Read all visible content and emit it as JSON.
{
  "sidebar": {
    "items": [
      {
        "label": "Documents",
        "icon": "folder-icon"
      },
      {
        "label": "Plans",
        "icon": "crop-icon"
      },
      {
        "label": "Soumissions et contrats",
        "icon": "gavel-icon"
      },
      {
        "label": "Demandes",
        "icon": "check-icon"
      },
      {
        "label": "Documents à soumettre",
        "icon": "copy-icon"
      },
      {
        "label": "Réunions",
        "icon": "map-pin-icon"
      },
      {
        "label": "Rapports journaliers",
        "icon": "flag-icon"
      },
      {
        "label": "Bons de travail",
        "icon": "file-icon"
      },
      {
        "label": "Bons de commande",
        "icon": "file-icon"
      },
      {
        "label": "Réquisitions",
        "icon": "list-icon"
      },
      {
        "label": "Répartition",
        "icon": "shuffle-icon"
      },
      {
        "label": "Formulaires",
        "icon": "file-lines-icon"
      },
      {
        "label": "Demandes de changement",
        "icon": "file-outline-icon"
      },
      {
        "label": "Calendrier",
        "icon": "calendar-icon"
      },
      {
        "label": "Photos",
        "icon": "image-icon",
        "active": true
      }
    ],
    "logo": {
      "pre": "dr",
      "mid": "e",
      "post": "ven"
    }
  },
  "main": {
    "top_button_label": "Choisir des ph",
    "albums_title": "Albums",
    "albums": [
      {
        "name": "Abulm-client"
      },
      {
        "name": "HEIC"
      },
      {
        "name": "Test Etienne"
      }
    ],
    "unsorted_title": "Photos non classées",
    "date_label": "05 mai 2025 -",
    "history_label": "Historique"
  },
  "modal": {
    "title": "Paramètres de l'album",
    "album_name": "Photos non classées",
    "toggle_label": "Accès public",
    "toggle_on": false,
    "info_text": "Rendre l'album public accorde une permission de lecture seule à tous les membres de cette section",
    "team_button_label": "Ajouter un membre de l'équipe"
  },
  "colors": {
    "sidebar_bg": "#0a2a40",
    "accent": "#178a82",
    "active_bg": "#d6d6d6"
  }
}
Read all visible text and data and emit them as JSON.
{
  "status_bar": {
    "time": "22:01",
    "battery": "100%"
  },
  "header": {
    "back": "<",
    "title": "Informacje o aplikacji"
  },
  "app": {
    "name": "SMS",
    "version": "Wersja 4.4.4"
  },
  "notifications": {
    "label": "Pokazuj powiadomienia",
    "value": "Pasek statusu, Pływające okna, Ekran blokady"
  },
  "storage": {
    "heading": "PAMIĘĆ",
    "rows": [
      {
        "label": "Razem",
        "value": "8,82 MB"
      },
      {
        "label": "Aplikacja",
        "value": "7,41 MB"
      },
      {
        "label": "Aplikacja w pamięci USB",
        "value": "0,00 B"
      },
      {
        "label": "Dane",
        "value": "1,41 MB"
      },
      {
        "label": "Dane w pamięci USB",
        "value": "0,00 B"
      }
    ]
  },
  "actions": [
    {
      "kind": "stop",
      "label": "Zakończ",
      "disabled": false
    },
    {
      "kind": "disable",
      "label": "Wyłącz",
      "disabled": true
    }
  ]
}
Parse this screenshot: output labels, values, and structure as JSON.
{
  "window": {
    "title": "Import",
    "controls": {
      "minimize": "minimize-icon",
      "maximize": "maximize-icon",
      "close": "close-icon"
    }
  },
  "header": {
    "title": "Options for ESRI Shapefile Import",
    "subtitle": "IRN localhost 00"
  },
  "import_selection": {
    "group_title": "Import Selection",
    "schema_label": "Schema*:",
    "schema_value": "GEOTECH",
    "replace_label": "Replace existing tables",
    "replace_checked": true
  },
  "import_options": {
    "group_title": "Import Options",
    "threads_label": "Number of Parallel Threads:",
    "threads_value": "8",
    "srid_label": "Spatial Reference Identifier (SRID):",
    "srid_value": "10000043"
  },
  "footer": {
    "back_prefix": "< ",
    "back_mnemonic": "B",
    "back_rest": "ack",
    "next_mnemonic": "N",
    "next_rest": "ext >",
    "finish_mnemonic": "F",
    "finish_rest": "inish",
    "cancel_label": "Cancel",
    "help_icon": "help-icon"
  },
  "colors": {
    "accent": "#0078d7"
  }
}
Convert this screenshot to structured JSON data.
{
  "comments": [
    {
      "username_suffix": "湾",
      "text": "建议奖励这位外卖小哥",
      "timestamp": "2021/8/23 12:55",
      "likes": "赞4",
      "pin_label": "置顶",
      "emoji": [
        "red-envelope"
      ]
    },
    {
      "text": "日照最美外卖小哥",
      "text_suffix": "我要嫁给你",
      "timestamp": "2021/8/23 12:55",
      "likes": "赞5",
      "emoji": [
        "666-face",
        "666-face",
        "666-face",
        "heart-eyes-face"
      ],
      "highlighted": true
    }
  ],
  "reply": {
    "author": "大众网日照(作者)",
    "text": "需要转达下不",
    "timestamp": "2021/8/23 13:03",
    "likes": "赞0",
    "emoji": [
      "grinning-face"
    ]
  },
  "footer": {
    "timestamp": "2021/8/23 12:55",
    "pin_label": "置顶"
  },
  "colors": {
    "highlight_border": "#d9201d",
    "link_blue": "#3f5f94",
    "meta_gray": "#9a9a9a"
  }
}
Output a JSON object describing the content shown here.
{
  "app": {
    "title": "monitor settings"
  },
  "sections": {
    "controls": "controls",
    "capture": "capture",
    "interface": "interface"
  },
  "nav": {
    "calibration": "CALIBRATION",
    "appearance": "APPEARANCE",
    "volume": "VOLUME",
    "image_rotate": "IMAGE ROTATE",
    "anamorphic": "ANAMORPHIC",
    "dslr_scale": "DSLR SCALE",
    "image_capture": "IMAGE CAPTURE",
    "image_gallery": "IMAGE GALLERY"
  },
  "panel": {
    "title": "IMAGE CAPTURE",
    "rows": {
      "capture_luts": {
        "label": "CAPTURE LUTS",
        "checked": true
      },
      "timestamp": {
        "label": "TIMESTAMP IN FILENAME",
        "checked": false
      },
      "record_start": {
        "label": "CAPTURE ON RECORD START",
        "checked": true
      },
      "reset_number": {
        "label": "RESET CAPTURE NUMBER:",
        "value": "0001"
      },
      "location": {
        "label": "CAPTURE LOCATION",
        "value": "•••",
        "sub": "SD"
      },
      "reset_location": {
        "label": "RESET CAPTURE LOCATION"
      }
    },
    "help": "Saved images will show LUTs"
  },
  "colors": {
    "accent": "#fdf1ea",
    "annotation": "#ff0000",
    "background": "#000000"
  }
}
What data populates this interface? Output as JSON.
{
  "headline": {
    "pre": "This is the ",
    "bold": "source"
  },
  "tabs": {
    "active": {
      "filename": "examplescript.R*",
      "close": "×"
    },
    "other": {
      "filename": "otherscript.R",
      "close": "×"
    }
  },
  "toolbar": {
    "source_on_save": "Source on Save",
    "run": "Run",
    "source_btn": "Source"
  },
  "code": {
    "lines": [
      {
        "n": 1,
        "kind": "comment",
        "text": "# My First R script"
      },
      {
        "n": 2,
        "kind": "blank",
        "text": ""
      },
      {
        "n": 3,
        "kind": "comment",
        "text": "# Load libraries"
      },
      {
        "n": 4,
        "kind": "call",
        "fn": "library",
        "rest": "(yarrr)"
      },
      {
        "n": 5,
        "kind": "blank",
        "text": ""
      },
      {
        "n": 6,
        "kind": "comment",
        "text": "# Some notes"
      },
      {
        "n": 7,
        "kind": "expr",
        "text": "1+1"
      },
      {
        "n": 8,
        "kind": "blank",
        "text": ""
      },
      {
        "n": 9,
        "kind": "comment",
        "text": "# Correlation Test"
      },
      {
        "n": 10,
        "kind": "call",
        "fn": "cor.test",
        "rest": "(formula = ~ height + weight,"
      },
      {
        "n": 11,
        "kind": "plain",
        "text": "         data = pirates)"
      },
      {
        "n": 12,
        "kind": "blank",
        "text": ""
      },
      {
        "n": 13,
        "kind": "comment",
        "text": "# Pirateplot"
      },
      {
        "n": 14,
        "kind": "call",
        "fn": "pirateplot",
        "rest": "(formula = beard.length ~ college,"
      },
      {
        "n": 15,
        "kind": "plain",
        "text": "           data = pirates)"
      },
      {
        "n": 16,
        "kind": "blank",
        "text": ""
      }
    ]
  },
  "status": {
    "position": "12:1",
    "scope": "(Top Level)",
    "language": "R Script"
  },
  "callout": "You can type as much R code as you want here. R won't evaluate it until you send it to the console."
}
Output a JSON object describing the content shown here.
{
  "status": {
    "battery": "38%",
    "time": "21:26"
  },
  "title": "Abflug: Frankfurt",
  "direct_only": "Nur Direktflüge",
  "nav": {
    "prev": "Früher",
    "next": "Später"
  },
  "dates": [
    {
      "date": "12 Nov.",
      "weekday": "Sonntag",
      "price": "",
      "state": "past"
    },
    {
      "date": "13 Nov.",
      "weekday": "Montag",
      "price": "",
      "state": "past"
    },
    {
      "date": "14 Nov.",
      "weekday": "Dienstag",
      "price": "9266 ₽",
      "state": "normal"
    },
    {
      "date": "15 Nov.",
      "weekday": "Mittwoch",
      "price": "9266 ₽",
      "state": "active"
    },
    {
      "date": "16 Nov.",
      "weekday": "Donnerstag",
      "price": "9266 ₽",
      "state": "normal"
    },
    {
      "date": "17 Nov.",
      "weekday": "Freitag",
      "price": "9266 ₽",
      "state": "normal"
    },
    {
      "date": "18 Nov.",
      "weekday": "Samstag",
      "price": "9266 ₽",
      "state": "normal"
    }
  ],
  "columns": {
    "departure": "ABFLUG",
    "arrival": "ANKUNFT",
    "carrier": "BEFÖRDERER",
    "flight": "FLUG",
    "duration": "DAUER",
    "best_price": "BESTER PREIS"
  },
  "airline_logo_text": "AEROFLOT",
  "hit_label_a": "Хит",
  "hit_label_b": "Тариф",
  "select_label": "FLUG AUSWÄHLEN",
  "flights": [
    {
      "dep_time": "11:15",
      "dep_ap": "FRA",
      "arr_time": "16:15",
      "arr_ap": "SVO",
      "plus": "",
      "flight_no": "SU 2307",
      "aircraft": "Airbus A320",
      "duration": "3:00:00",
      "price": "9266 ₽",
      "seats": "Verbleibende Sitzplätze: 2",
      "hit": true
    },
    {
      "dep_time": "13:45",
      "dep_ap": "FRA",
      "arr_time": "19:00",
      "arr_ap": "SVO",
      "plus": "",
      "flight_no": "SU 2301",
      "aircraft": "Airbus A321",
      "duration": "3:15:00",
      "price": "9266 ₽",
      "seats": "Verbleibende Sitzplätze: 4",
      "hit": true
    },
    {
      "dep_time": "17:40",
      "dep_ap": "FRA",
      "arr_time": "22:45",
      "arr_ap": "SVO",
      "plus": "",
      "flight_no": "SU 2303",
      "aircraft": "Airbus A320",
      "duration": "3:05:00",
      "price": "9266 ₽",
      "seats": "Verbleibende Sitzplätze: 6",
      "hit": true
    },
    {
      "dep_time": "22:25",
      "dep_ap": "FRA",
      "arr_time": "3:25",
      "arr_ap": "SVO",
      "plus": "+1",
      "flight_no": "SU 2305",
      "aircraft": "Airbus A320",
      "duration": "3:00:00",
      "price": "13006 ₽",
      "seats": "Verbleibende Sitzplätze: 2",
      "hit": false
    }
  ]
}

• • • •

_Exercise task_
From the material above, copy each line that includes the word "Aplikacja".

_Result of this task_
        "label": "Aplikacja",
        "label": "Aplikacja w pamięci USB",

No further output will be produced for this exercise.